• [PROBLEM DETAILS]
Show every line that has the string "Canada" in it.

Extracted records
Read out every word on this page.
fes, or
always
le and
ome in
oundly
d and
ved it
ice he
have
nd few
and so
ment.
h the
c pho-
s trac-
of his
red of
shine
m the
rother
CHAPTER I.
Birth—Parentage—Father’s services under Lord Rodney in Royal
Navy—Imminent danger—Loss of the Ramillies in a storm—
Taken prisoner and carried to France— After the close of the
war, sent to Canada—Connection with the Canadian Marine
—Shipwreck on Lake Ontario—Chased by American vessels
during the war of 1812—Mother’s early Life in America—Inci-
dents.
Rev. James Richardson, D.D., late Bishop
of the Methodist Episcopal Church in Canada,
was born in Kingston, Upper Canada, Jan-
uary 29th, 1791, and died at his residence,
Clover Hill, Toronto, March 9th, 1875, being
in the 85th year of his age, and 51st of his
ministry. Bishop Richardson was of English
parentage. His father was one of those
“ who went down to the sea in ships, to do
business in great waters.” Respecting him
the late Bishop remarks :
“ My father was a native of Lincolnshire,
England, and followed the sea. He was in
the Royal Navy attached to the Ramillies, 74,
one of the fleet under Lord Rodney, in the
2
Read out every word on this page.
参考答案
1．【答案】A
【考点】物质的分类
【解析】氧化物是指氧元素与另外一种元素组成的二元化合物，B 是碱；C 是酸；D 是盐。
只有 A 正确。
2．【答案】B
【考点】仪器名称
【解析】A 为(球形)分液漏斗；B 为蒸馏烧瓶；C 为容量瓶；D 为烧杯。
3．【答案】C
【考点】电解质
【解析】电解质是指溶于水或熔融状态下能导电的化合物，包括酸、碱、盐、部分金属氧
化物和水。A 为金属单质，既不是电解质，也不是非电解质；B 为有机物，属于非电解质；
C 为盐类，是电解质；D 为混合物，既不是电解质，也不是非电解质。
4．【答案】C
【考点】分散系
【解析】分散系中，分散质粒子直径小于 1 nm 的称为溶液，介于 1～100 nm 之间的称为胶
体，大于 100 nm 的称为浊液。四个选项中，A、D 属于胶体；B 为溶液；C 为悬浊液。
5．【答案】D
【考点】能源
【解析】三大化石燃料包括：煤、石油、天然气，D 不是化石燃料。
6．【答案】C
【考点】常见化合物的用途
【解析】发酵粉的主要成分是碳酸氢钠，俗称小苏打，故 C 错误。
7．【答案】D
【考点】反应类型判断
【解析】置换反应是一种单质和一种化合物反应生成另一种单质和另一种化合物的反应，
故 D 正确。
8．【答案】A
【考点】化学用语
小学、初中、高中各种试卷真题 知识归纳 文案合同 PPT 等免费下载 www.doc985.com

• [ANSWER TO THE EXERCISE]
war, sent to Canada—Connection with the Canadian Marine
of the Methodist Episcopal Church in Canada,
was born in Kingston, Upper Canada, Jan-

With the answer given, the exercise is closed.